## [ROWS]
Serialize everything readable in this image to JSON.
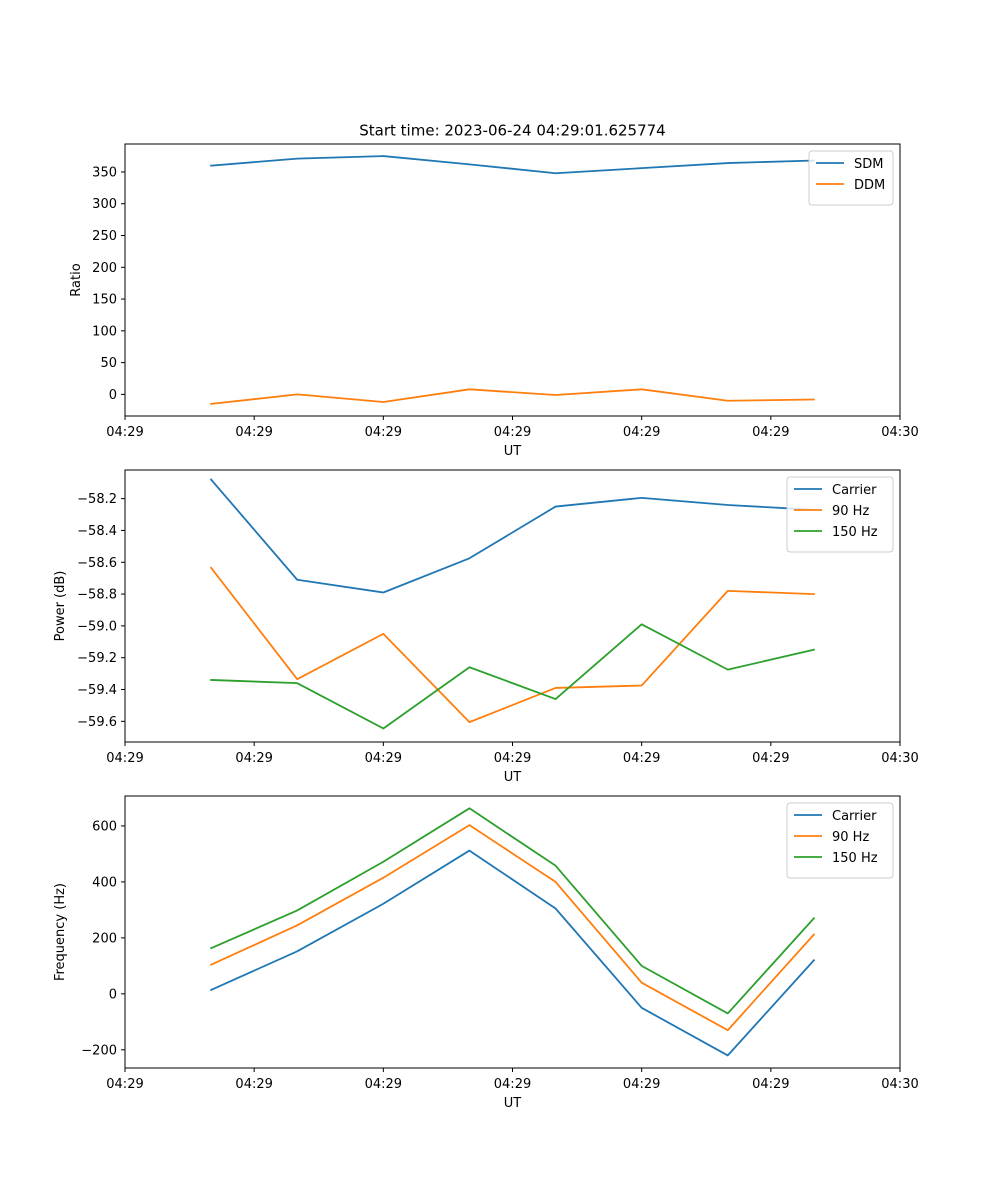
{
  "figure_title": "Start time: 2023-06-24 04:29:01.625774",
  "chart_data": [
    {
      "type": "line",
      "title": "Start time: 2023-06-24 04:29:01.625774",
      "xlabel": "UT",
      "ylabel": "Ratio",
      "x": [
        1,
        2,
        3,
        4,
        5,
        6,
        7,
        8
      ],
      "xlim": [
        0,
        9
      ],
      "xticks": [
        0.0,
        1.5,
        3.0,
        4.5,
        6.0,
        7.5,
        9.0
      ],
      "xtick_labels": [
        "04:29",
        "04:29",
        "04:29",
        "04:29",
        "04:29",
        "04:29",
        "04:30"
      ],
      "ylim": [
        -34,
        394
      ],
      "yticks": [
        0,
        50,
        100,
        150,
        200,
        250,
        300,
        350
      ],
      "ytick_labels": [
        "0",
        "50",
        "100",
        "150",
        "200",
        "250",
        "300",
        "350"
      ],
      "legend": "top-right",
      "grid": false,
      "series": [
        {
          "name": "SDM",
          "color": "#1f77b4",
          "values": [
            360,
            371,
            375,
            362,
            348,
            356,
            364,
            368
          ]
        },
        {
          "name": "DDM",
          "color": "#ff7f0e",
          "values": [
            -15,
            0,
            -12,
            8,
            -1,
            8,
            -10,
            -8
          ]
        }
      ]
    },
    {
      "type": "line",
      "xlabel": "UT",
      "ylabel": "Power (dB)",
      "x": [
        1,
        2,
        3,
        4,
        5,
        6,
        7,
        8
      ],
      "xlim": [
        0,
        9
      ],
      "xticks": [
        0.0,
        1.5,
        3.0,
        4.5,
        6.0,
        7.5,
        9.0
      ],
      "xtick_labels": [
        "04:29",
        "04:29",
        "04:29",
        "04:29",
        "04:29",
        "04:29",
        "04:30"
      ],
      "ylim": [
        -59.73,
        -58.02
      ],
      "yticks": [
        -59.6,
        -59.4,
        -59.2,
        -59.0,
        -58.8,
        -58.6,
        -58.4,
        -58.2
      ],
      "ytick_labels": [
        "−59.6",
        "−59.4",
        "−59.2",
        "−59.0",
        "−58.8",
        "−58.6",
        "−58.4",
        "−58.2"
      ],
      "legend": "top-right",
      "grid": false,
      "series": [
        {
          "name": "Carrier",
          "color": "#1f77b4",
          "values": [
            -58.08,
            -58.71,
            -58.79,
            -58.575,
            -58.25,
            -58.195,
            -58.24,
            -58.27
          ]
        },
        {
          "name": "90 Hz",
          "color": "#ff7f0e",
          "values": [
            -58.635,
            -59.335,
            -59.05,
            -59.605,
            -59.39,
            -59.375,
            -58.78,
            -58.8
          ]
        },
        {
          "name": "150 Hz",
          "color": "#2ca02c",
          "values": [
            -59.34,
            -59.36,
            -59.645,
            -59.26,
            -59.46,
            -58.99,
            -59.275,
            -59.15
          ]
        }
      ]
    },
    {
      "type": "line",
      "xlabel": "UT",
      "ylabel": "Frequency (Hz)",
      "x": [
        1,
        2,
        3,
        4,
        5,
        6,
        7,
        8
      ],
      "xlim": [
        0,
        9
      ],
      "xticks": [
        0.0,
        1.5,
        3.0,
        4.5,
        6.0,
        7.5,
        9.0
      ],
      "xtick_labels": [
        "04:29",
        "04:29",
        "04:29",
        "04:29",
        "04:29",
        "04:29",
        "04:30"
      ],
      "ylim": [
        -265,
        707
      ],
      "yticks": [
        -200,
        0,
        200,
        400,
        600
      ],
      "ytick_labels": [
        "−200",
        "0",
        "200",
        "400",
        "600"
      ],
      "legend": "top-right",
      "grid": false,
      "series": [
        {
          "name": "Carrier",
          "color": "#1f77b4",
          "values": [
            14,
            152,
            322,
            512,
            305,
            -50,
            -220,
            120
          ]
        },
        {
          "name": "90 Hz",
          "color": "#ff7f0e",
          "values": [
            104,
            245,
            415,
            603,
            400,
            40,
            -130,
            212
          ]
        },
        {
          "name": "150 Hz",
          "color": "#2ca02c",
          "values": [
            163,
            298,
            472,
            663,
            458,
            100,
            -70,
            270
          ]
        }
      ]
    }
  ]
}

## [EXERCISE TASK]
Repeat the data exactly, dropping every picture it holds.

## [EXERCISE RESPONSE]
Serialize everything readable in this image to JSON.
{
  "figure_title": "Start time: 2023-06-24 04:29:01.625774",
  "chart_data": [
    {
      "type": "line",
      "title": "Start time: 2023-06-24 04:29:01.625774",
      "xlabel": "UT",
      "ylabel": "Ratio",
      "x": [
        1,
        2,
        3,
        4,
        5,
        6,
        7,
        8
      ],
      "xlim": [
        0,
        9
      ],
      "xticks": [
        0.0,
        1.5,
        3.0,
        4.5,
        6.0,
        7.5,
        9.0
      ],
      "xtick_labels": [
        "04:29",
        "04:29",
        "04:29",
        "04:29",
        "04:29",
        "04:29",
        "04:30"
      ],
      "ylim": [
        -34,
        394
      ],
      "yticks": [
        0,
        50,
        100,
        150,
        200,
        250,
        300,
        350
      ],
      "ytick_labels": [
        "0",
        "50",
        "100",
        "150",
        "200",
        "250",
        "300",
        "350"
      ],
      "legend": "top-right",
      "grid": false,
      "series": [
        {
          "name": "SDM",
          "color": "#1f77b4",
          "values": [
            360,
            371,
            375,
            362,
            348,
            356,
            364,
            368
          ]
        },
        {
          "name": "DDM",
          "color": "#ff7f0e",
          "values": [
            -15,
            0,
            -12,
            8,
            -1,
            8,
            -10,
            -8
          ]
        }
      ]
    },
    {
      "type": "line",
      "xlabel": "UT",
      "ylabel": "Power (dB)",
      "x": [
        1,
        2,
        3,
        4,
        5,
        6,
        7,
        8
      ],
      "xlim": [
        0,
        9
      ],
      "xticks": [
        0.0,
        1.5,
        3.0,
        4.5,
        6.0,
        7.5,
        9.0
      ],
      "xtick_labels": [
        "04:29",
        "04:29",
        "04:29",
        "04:29",
        "04:29",
        "04:29",
        "04:30"
      ],
      "ylim": [
        -59.73,
        -58.02
      ],
      "yticks": [
        -59.6,
        -59.4,
        -59.2,
        -59.0,
        -58.8,
        -58.6,
        -58.4,
        -58.2
      ],
      "ytick_labels": [
        "−59.6",
        "−59.4",
        "−59.2",
        "−59.0",
        "−58.8",
        "−58.6",
        "−58.4",
        "−58.2"
      ],
      "legend": "top-right",
      "grid": false,
      "series": [
        {
          "name": "Carrier",
          "color": "#1f77b4",
          "values": [
            -58.08,
            -58.71,
            -58.79,
            -58.575,
            -58.25,
            -58.195,
            -58.24,
            -58.27
          ]
        },
        {
          "name": "90 Hz",
          "color": "#ff7f0e",
          "values": [
            -58.635,
            -59.335,
            -59.05,
            -59.605,
            -59.39,
            -59.375,
            -58.78,
            -58.8
          ]
        },
        {
          "name": "150 Hz",
          "color": "#2ca02c",
          "values": [
            -59.34,
            -59.36,
            -59.645,
            -59.26,
            -59.46,
            -58.99,
            -59.275,
            -59.15
          ]
        }
      ]
    },
    {
      "type": "line",
      "xlabel": "UT",
      "ylabel": "Frequency (Hz)",
      "x": [
        1,
        2,
        3,
        4,
        5,
        6,
        7,
        8
      ],
      "xlim": [
        0,
        9
      ],
      "xticks": [
        0.0,
        1.5,
        3.0,
        4.5,
        6.0,
        7.5,
        9.0
      ],
      "xtick_labels": [
        "04:29",
        "04:29",
        "04:29",
        "04:29",
        "04:29",
        "04:29",
        "04:30"
      ],
      "ylim": [
        -265,
        707
      ],
      "yticks": [
        -200,
        0,
        200,
        400,
        600
      ],
      "ytick_labels": [
        "−200",
        "0",
        "200",
        "400",
        "600"
      ],
      "legend": "top-right",
      "grid": false,
      "series": [
        {
          "name": "Carrier",
          "color": "#1f77b4",
          "values": [
            14,
            152,
            322,
            512,
            305,
            -50,
            -220,
            120
          ]
        },
        {
          "name": "90 Hz",
          "color": "#ff7f0e",
          "values": [
            104,
            245,
            415,
            603,
            400,
            40,
            -130,
            212
          ]
        },
        {
          "name": "150 Hz",
          "color": "#2ca02c",
          "values": [
            163,
            298,
            472,
            663,
            458,
            100,
            -70,
            270
          ]
        }
      ]
    }
  ]
}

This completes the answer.